**Available records**
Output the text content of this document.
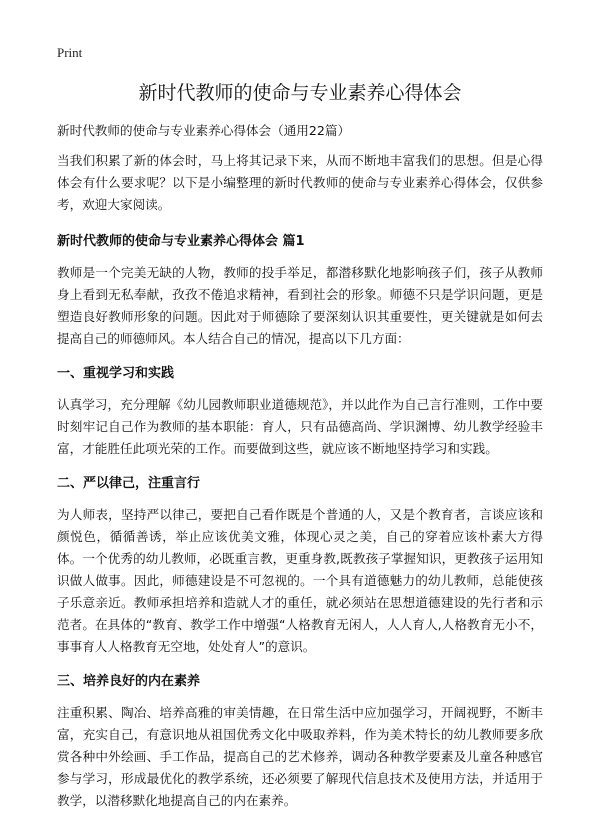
Print
新时代教师的使命与专业素养心得体会

新时代教师的使命与专业素养心得体会（通用22篇）

当我们积累了新的体会时，马上将其记录下来，从而不断地丰富我们的思想。但是心得体会有什么要求呢？以下是小编整理的新时代教师的使命与专业素养心得体会，仅供参考，欢迎大家阅读。

新时代教师的使命与专业素养心得体会 篇1

教师是一个完美无缺的人物，教师的投手举足，都潜移默化地影响孩子们，孩子从教师身上看到无私奉献，孜孜不倦追求精神，看到社会的形象。师德不只是学识问题，更是塑造良好教师形象的问题。因此对于师德除了要深刻认识其重要性，更关键就是如何去提高自己的师德师风。本人结合自己的情况，提高以下几方面：

一、重视学习和实践

认真学习，充分理解《幼儿园教师职业道德规范》，并以此作为自己言行准则，工作中要时刻牢记自己作为教师的基本职能：育人，只有品德高尚、学识渊博、幼儿教学经验丰富，才能胜任此项光荣的工作。而要做到这些，就应该不断地坚持学习和实践。

二、严以律己，注重言行

为人师表，坚持严以律己，要把自己看作既是个普通的人，又是个教育者，言谈应该和颜悦色，循循善诱，举止应该优美文雅，体现心灵之美，自己的穿着应该朴素大方得体。一个优秀的幼儿教师，必既重言教，更重身教,既教孩子掌握知识，更教孩子运用知识做人做事。因此，师德建设是不可忽视的。一个具有道德魅力的幼儿教师，总能使孩子乐意亲近。教师承担培养和造就人才的重任，就必须站在思想道德建设的先行者和示范者。在具体的“教育、教学工作中增强“人格教育无闲人，人人育人,人格教育无小不，事事育人人格教育无空地，处处育人”的意识。

三、培养良好的内在素养

注重积累、陶冶、培养高雅的审美情趣，在日常生活中应加强学习，开阔视野，不断丰富，充实自己，有意识地从祖国优秀文化中吸取养料，作为美术特长的幼儿教师要多欣赏各种中外绘画、手工作品，提高自己的艺术修养，调动各种教学要素及儿童各种感官参与学习，形成最优化的教学系统，还必须要了解现代信息技术及使用方法，并适用于教学，以潜移默化地提高自己的内在素养。
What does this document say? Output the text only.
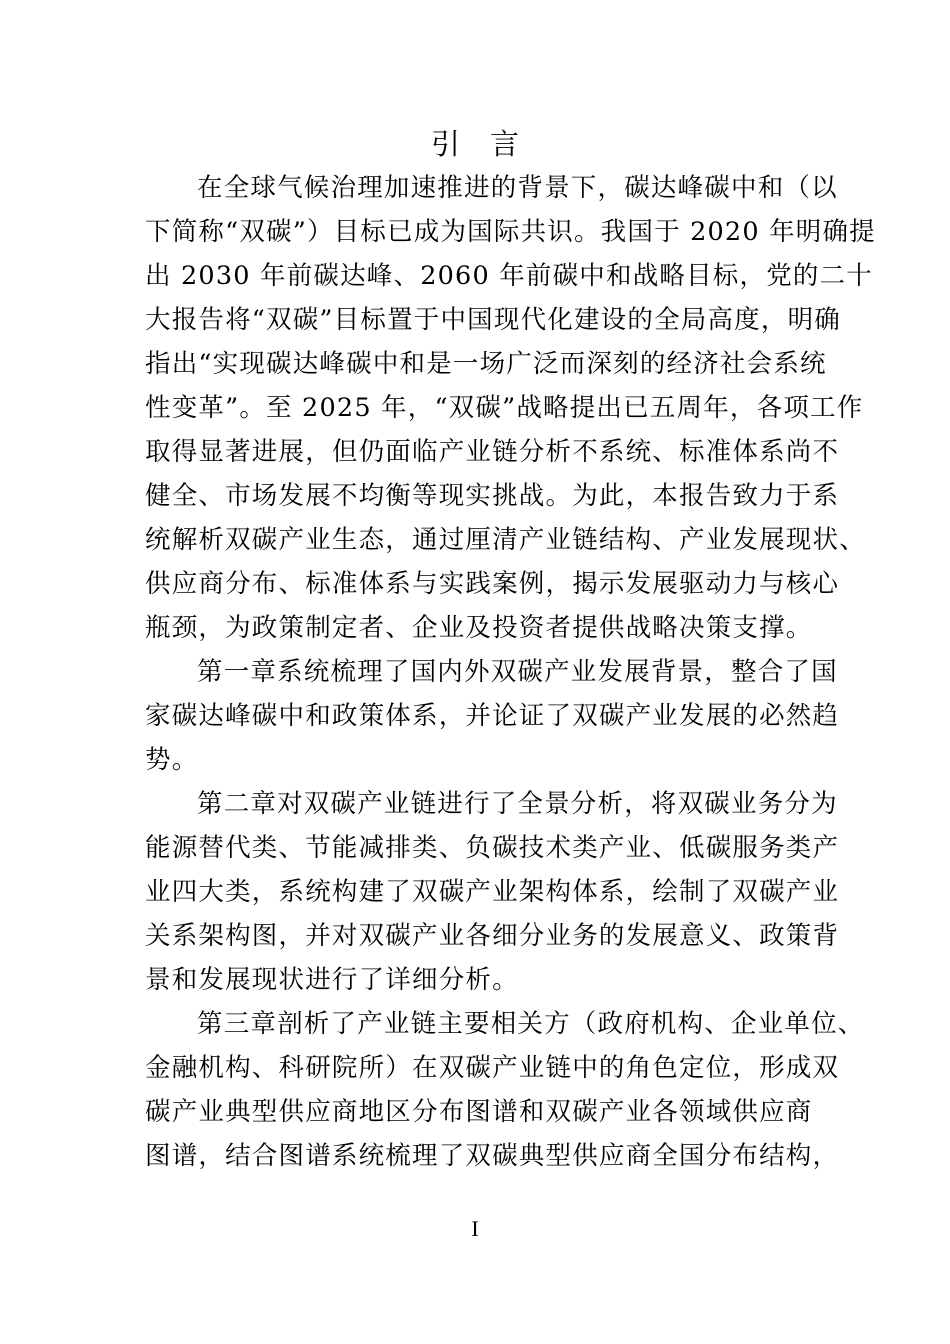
引言
在全球气候治理加速推进的背景下，碳达峰碳中和（以
下简称“双碳”）目标已成为国际共识。我国于 2020 年明确提
出 2030 年前碳达峰、2060 年前碳中和战略目标，党的二十
大报告将“双碳”目标置于中国现代化建设的全局高度，明确
指出“实现碳达峰碳中和是一场广泛而深刻的经济社会系统
性变革”。至 2025 年，“双碳”战略提出已五周年，各项工作
取得显著进展，但仍面临产业链分析不系统、标准体系尚不
健全、市场发展不均衡等现实挑战。为此，本报告致力于系
统解析双碳产业生态，通过厘清产业链结构、产业发展现状、
供应商分布、标准体系与实践案例，揭示发展驱动力与核心
瓶颈，为政策制定者、企业及投资者提供战略决策支撑。
第一章系统梳理了国内外双碳产业发展背景，整合了国
家碳达峰碳中和政策体系，并论证了双碳产业发展的必然趋
势。
第二章对双碳产业链进行了全景分析，将双碳业务分为
能源替代类、节能减排类、负碳技术类产业、低碳服务类产
业四大类，系统构建了双碳产业架构体系，绘制了双碳产业
关系架构图，并对双碳产业各细分业务的发展意义、政策背
景和发展现状进行了详细分析。
第三章剖析了产业链主要相关方（政府机构、企业单位、
金融机构、科研院所）在双碳产业链中的角色定位，形成双
碳产业典型供应商地区分布图谱和双碳产业各领域供应商
图谱，结合图谱系统梳理了双碳典型供应商全国分布结构，
I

**Task directions**
Only what runs from the line containing "What does this" through the end of the entries above should be extracted, exactly and without pictures.

**Solution to the exercise**
What does this document say? Output the text only.
引言
在全球气候治理加速推进的背景下，碳达峰碳中和（以
下简称“双碳”）目标已成为国际共识。我国于 2020 年明确提
出 2030 年前碳达峰、2060 年前碳中和战略目标，党的二十
大报告将“双碳”目标置于中国现代化建设的全局高度，明确
指出“实现碳达峰碳中和是一场广泛而深刻的经济社会系统
性变革”。至 2025 年，“双碳”战略提出已五周年，各项工作
取得显著进展，但仍面临产业链分析不系统、标准体系尚不
健全、市场发展不均衡等现实挑战。为此，本报告致力于系
统解析双碳产业生态，通过厘清产业链结构、产业发展现状、
供应商分布、标准体系与实践案例，揭示发展驱动力与核心
瓶颈，为政策制定者、企业及投资者提供战略决策支撑。
第一章系统梳理了国内外双碳产业发展背景，整合了国
家碳达峰碳中和政策体系，并论证了双碳产业发展的必然趋
势。
第二章对双碳产业链进行了全景分析，将双碳业务分为
能源替代类、节能减排类、负碳技术类产业、低碳服务类产
业四大类，系统构建了双碳产业架构体系，绘制了双碳产业
关系架构图，并对双碳产业各细分业务的发展意义、政策背
景和发展现状进行了详细分析。
第三章剖析了产业链主要相关方（政府机构、企业单位、
金融机构、科研院所）在双碳产业链中的角色定位，形成双
碳产业典型供应商地区分布图谱和双碳产业各领域供应商
图谱，结合图谱系统梳理了双碳典型供应商全国分布结构，
I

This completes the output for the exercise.